Lift out all lines below that contain "this".
----
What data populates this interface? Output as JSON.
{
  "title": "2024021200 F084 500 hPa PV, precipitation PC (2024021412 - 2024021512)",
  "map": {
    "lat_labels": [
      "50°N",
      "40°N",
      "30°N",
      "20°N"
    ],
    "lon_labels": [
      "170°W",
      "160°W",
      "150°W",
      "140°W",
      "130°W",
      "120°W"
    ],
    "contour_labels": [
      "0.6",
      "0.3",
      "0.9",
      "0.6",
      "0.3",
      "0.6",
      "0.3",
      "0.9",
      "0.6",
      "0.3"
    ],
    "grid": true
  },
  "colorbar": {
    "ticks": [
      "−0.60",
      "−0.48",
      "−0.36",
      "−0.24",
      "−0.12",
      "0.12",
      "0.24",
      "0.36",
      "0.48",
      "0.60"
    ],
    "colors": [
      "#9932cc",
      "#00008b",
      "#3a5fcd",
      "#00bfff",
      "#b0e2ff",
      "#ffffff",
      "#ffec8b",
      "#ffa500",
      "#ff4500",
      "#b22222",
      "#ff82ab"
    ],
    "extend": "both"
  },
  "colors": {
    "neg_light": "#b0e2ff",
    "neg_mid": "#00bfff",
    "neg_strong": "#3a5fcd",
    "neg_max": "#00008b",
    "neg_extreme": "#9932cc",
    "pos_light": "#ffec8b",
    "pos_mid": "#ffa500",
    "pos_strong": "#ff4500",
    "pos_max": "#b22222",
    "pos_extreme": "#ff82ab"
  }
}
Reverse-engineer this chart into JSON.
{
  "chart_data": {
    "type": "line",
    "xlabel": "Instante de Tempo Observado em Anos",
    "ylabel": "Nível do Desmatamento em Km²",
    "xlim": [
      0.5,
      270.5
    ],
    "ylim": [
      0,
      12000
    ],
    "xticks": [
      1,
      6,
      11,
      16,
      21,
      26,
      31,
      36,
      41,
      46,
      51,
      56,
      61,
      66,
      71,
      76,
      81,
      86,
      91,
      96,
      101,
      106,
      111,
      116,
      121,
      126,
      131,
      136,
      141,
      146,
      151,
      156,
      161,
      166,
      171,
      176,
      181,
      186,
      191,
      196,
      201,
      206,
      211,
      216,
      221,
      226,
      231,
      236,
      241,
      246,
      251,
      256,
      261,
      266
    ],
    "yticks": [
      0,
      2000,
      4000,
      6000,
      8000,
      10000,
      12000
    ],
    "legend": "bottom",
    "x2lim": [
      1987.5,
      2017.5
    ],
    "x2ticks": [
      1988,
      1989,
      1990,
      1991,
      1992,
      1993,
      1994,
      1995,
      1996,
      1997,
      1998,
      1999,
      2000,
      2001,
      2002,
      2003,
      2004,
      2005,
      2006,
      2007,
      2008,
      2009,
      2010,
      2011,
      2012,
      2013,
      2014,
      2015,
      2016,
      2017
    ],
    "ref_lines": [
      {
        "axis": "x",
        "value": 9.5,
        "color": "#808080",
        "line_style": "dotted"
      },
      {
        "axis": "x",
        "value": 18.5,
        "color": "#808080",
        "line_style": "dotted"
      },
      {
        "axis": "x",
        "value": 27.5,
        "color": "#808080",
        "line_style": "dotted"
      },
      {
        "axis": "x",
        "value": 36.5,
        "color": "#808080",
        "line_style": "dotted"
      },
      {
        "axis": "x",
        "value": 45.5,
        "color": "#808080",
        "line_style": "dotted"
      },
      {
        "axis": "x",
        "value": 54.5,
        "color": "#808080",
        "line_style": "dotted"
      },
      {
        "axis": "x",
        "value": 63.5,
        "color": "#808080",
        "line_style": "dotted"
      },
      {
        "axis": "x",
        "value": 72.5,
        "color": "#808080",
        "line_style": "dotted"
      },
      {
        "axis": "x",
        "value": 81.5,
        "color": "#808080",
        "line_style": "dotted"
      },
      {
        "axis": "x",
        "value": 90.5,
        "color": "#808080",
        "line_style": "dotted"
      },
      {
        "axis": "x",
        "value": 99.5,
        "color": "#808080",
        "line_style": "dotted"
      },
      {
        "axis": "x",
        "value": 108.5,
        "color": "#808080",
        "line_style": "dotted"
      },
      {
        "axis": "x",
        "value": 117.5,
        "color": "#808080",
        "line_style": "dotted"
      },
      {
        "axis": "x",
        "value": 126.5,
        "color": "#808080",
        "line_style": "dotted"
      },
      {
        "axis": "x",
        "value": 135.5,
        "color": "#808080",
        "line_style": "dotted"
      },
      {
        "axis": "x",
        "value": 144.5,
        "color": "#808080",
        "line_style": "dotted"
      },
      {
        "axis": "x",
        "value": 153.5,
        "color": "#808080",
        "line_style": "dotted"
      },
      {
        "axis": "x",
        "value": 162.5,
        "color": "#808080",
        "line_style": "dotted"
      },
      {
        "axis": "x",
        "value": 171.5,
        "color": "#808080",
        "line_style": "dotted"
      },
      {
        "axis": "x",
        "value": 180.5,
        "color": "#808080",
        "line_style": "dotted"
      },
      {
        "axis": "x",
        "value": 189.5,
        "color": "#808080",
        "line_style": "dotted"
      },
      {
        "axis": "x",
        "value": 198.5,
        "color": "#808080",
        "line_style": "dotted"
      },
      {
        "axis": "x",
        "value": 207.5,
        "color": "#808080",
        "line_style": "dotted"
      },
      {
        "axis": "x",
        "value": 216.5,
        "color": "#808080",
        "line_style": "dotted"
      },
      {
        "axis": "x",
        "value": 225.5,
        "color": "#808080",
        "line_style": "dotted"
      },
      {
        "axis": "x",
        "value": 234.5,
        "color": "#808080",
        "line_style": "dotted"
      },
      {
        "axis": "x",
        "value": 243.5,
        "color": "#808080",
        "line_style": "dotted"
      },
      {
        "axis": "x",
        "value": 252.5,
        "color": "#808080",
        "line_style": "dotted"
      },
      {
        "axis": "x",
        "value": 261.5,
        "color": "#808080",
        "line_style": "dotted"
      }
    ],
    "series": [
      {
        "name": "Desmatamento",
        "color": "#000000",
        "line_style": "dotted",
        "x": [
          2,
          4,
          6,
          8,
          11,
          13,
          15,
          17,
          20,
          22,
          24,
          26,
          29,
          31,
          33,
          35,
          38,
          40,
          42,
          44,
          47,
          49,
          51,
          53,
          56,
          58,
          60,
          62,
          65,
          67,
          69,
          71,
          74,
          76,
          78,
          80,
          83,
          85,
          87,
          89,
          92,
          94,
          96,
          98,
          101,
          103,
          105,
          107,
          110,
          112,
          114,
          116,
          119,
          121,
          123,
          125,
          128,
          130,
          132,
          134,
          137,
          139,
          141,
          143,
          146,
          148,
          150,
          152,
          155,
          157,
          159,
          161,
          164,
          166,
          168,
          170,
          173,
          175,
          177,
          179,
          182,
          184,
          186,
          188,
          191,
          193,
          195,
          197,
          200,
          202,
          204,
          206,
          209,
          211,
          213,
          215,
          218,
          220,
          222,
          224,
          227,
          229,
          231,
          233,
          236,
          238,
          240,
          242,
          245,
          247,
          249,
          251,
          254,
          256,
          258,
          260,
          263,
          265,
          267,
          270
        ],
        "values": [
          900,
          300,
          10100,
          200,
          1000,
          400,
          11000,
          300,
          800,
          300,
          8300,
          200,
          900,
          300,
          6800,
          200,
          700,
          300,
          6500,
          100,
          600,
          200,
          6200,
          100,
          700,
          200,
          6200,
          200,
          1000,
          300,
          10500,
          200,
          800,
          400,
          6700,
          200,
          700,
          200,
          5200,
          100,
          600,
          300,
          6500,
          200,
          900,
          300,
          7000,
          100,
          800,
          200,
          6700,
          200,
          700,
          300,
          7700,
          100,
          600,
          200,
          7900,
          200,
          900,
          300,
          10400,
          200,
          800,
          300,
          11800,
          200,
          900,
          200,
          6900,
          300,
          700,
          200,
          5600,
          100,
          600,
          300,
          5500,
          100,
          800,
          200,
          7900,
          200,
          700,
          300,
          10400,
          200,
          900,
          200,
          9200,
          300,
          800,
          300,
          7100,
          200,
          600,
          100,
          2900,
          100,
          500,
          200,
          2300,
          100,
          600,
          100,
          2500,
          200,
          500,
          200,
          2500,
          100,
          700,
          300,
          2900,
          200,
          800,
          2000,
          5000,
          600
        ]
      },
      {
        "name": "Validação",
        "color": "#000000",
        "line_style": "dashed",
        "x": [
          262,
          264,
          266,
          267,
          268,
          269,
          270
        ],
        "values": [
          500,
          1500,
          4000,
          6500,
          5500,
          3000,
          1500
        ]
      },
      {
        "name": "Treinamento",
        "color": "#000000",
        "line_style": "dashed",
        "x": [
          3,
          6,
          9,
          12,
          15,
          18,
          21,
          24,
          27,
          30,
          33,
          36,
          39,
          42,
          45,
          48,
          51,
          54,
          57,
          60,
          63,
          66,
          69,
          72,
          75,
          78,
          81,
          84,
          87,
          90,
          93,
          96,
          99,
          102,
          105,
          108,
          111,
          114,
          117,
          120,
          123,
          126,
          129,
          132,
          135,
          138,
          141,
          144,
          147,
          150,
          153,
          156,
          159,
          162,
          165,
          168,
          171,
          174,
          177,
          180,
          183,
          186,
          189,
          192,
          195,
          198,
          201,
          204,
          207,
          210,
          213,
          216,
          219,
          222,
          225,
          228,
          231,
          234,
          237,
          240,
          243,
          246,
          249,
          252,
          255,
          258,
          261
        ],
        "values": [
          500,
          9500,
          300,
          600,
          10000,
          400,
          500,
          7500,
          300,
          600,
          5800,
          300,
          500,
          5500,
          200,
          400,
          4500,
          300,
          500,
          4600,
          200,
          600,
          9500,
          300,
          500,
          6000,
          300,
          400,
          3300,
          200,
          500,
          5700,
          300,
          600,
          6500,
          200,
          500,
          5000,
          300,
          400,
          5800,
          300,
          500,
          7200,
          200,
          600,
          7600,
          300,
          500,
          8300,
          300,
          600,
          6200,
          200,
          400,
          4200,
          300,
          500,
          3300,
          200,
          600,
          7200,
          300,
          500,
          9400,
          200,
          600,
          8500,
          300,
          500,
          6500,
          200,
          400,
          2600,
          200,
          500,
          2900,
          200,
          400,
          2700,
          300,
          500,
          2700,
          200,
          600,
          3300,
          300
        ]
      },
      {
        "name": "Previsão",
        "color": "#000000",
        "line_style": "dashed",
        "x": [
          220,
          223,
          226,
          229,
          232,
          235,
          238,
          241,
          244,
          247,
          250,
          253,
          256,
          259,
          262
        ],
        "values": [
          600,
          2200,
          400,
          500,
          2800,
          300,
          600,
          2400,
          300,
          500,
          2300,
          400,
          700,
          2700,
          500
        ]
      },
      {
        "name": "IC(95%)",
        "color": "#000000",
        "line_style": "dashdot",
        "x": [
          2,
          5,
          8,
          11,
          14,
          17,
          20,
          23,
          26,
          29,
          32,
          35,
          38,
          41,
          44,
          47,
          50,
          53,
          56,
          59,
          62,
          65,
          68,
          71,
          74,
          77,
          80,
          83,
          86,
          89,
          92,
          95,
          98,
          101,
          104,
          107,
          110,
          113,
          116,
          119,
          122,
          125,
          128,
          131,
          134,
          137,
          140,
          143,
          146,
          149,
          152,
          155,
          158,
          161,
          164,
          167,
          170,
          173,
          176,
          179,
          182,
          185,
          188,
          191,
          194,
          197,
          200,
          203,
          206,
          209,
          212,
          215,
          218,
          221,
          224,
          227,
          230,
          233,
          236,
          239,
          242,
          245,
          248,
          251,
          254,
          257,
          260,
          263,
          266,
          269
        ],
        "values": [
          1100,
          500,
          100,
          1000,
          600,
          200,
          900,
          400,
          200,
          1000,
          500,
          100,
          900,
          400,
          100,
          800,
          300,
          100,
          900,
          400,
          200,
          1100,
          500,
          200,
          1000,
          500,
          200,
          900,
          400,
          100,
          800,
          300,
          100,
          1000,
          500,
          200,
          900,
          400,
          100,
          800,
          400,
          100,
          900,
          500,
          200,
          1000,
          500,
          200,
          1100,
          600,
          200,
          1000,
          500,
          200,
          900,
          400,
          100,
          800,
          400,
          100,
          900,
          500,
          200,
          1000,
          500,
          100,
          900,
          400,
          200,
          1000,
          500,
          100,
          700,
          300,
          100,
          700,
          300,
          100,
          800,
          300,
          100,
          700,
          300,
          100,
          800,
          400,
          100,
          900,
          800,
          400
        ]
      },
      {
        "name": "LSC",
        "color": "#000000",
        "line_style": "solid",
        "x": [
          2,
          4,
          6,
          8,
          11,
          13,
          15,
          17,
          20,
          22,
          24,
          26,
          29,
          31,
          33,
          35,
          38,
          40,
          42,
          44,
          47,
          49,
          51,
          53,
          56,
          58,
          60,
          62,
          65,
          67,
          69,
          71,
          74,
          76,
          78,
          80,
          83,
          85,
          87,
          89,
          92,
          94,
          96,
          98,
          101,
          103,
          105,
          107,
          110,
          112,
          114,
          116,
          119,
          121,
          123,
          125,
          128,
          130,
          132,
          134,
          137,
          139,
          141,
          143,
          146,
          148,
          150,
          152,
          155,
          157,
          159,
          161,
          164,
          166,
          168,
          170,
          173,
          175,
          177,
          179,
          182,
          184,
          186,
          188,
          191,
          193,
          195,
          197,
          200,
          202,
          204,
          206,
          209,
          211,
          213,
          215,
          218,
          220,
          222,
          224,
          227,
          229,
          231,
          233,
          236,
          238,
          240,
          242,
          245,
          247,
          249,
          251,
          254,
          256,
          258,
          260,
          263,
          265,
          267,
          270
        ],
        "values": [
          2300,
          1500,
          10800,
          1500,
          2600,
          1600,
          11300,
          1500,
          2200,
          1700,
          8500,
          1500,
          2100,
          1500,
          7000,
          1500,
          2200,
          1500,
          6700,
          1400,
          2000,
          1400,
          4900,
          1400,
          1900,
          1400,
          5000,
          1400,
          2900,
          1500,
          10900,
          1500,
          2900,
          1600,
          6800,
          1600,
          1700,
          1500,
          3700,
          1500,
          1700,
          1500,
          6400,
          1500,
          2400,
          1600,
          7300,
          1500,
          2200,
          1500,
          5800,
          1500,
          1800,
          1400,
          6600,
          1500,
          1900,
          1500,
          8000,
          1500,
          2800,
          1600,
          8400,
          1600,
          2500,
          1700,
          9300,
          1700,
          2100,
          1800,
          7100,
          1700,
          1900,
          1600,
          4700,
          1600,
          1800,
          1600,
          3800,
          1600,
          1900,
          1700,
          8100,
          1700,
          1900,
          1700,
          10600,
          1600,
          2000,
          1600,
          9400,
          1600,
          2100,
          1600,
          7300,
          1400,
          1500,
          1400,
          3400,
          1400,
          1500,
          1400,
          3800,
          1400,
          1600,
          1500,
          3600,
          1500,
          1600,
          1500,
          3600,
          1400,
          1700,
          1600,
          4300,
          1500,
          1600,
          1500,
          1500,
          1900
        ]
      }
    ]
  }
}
----
Result of the exercise |
What data populates this interface? Output as JSON.
Reverse-engineer this chart into JSON.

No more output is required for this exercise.